#### [STATED PROBLEM]
Transcribe the stretch of rows from the first row through the row containing "pie-slice-top bbox=[178, 255, 341, 321]", both included, reproducing each line verbatim.

#### [Extracted records]
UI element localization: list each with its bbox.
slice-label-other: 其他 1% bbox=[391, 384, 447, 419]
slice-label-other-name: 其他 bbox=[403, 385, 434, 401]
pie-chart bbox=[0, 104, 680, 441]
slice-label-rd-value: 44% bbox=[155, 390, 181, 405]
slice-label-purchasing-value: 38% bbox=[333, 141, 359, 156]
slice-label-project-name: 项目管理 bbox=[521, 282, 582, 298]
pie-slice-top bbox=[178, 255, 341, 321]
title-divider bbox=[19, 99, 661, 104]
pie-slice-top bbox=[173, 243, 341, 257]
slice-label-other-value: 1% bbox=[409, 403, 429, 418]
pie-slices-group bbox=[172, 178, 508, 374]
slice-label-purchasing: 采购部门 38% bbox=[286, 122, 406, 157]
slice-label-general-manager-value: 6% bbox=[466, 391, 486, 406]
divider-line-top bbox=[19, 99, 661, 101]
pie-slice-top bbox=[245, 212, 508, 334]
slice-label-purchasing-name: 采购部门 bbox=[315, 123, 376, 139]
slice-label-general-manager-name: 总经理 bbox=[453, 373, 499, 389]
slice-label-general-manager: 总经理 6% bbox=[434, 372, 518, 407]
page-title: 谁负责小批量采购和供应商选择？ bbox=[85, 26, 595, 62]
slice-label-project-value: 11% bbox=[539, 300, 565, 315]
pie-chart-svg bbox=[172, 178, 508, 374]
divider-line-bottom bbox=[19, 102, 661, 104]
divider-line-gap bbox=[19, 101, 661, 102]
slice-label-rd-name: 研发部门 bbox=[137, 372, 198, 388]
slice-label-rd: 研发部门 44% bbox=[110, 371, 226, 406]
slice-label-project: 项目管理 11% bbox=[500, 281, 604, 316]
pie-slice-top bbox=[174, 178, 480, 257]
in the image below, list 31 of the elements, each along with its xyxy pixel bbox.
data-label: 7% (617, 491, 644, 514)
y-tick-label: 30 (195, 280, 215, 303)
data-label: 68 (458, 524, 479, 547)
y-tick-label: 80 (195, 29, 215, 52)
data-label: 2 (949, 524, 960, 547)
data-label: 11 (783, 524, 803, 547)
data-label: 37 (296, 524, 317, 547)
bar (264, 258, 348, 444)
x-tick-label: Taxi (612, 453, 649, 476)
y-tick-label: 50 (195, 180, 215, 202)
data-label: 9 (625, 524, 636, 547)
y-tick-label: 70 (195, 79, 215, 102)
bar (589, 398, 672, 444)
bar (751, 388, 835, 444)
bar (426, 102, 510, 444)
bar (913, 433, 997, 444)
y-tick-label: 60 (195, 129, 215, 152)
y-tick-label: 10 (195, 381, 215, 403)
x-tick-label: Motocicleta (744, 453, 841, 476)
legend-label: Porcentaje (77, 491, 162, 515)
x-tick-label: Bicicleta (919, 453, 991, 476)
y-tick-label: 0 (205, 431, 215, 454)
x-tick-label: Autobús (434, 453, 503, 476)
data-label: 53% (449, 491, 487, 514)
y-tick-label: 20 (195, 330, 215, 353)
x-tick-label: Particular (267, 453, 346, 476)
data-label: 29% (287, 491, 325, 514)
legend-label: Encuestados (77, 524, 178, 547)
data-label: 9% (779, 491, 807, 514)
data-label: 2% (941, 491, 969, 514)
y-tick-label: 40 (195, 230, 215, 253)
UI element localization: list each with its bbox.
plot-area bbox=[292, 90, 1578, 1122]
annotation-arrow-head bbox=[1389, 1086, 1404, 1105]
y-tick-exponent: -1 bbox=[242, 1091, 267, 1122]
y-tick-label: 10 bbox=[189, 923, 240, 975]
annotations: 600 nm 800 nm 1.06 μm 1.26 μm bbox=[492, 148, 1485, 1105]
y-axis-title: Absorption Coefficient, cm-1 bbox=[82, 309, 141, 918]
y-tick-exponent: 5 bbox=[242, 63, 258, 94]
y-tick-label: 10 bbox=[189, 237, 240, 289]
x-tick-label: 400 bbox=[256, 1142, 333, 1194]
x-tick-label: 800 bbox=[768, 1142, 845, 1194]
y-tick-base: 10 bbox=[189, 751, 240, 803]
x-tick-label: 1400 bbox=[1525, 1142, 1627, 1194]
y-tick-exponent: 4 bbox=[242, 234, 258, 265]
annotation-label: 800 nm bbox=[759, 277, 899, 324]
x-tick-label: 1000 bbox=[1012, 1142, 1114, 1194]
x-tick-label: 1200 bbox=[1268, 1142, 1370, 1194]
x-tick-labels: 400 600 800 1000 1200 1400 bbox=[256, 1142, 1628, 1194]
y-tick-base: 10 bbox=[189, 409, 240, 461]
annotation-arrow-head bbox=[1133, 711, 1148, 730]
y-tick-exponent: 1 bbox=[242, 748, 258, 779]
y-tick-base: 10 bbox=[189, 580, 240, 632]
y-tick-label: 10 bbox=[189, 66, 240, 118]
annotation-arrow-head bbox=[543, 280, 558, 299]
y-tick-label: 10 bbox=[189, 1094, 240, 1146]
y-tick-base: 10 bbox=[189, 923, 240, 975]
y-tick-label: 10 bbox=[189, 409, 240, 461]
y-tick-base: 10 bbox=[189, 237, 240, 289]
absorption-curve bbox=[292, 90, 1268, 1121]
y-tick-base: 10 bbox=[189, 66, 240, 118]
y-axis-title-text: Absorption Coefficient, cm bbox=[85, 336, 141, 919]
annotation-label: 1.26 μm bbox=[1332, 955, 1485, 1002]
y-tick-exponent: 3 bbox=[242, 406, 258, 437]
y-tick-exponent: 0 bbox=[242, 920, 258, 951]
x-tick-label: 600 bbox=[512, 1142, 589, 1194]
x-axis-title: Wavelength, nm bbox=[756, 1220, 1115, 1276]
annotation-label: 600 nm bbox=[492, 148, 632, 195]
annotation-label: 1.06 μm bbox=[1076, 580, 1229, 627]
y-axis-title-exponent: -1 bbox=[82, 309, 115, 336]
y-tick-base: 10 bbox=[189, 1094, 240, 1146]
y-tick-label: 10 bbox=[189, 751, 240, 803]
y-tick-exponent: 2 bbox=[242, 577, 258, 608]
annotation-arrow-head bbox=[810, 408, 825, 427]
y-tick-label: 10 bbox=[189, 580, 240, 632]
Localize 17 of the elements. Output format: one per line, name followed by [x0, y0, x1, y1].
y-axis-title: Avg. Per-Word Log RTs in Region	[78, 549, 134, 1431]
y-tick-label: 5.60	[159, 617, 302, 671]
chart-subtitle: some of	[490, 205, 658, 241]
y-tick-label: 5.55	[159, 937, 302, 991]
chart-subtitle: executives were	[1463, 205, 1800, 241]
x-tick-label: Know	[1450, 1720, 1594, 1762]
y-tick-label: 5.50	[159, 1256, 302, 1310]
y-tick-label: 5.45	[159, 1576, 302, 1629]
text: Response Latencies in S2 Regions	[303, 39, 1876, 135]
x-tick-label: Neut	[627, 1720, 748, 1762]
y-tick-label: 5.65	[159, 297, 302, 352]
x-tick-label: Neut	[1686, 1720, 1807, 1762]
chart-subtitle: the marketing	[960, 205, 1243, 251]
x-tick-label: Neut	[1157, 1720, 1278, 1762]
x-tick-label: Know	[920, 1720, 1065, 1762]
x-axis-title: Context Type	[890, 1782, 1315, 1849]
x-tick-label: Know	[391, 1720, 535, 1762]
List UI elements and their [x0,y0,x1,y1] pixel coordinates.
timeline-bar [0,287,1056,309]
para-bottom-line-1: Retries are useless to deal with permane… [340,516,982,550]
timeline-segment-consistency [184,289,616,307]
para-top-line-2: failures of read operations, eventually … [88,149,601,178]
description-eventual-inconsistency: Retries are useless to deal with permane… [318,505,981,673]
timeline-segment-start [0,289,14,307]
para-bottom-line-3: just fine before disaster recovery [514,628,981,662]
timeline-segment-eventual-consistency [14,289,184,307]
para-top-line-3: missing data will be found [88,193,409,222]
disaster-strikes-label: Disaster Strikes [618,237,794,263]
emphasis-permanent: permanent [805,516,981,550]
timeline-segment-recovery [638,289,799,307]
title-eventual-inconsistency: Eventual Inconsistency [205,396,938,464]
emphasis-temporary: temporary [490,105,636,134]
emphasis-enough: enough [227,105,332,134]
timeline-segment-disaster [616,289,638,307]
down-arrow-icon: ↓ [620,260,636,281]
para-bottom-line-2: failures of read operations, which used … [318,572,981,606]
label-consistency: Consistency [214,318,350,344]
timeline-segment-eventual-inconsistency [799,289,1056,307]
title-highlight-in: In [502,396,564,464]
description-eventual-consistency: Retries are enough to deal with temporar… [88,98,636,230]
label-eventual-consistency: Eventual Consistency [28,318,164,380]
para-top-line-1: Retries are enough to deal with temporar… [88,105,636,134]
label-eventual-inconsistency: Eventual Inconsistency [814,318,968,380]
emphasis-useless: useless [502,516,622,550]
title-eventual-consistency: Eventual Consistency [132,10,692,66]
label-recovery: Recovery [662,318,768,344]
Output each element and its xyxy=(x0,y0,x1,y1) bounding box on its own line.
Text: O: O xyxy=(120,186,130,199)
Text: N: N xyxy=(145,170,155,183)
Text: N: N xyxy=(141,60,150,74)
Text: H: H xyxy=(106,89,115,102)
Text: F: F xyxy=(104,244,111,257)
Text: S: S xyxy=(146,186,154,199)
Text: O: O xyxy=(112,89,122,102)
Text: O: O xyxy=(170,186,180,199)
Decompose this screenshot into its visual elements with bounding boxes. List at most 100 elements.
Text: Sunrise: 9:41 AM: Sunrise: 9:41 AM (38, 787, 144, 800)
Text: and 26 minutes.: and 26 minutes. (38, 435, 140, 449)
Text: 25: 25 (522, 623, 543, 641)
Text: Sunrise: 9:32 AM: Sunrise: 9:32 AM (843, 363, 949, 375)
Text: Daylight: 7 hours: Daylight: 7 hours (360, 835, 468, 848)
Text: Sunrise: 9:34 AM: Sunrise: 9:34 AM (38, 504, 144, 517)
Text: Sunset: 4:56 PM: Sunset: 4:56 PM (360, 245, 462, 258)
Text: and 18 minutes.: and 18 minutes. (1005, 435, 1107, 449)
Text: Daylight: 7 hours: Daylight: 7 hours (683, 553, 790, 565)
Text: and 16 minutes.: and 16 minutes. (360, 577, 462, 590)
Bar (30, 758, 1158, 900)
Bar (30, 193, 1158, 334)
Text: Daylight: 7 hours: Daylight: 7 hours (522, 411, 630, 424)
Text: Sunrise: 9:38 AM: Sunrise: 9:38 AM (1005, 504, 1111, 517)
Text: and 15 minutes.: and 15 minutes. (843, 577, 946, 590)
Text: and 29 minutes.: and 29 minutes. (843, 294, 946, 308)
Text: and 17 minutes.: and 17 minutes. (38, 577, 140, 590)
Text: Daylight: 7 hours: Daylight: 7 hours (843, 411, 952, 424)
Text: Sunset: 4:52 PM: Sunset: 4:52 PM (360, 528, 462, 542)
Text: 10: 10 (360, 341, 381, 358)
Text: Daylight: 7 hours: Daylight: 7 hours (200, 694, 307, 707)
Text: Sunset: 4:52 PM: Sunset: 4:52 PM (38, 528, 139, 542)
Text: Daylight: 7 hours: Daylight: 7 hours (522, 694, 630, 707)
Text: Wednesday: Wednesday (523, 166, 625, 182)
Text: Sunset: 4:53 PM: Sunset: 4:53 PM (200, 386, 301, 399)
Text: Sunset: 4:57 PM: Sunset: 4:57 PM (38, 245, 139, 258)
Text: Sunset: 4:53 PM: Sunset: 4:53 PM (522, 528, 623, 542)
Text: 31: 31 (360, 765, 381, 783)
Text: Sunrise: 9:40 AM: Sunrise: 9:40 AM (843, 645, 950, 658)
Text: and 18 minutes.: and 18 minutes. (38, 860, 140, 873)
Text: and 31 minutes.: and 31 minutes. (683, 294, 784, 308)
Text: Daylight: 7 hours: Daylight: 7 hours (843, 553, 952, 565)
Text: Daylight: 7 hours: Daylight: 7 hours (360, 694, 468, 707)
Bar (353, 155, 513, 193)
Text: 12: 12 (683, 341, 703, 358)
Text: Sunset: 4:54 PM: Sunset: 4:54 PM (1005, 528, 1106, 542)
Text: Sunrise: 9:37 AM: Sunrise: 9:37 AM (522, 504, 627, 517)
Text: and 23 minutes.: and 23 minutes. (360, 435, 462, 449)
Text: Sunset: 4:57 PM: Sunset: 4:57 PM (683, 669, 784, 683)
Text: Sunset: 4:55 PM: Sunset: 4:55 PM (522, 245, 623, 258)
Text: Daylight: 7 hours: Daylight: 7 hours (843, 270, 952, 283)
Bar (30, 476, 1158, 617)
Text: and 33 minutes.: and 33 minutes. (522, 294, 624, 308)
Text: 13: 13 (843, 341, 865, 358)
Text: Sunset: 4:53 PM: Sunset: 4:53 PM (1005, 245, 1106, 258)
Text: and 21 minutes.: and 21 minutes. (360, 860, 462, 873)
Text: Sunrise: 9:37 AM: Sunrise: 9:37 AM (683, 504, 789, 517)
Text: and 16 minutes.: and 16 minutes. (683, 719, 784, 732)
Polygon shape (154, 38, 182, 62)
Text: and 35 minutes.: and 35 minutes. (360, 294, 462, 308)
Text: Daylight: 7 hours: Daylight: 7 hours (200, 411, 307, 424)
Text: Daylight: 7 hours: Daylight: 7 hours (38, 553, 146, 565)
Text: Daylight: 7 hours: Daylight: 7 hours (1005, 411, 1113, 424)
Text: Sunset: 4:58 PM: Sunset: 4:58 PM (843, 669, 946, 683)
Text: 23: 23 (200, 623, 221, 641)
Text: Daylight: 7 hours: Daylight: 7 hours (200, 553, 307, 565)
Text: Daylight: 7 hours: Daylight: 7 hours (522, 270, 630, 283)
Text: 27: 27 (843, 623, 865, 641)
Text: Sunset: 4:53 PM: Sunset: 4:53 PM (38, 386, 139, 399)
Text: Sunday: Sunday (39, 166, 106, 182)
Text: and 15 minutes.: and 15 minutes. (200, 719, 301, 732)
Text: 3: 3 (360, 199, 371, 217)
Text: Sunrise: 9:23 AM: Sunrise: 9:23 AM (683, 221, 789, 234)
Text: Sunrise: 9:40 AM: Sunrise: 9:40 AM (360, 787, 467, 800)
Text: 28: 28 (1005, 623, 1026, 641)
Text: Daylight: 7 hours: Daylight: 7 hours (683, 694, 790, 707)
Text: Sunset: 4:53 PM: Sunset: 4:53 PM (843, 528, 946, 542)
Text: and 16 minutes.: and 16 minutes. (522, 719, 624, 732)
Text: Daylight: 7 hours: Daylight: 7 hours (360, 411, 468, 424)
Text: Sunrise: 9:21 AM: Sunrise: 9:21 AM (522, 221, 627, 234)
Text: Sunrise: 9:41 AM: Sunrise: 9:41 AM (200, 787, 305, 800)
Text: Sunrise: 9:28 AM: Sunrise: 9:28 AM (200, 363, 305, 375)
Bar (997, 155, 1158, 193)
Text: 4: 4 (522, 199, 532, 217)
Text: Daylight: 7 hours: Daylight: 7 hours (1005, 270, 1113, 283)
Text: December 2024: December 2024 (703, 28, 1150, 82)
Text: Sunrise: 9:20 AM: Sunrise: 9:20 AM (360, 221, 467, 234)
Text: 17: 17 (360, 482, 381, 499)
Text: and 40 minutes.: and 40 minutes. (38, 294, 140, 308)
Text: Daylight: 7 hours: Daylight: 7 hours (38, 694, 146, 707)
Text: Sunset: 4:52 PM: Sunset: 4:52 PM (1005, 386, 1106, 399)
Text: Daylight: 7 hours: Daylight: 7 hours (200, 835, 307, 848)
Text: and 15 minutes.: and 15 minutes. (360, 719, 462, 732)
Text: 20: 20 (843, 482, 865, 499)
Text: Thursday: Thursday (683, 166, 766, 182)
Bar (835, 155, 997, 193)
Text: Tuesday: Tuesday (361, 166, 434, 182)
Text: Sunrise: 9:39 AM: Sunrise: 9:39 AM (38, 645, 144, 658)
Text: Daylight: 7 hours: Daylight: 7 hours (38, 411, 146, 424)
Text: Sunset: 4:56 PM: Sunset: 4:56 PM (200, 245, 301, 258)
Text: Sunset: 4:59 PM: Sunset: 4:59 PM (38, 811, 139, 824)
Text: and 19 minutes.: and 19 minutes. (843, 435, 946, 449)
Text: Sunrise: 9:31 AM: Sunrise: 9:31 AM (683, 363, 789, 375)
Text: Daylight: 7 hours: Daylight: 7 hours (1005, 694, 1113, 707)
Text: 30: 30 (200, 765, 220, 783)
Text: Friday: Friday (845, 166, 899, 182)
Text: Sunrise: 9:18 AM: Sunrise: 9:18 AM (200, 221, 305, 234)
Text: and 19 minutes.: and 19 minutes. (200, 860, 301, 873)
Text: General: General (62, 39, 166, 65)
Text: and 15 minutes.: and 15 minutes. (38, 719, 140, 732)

#### [FULL OUTPUT]
UI element localization: list each with its bbox.
slice-label-other: 其他 1% bbox=[391, 384, 447, 419]
slice-label-other-name: 其他 bbox=[403, 385, 434, 401]
pie-chart bbox=[0, 104, 680, 441]
slice-label-rd-value: 44% bbox=[155, 390, 181, 405]
slice-label-purchasing-value: 38% bbox=[333, 141, 359, 156]
slice-label-project-name: 项目管理 bbox=[521, 282, 582, 298]
pie-slice-top bbox=[178, 255, 341, 321]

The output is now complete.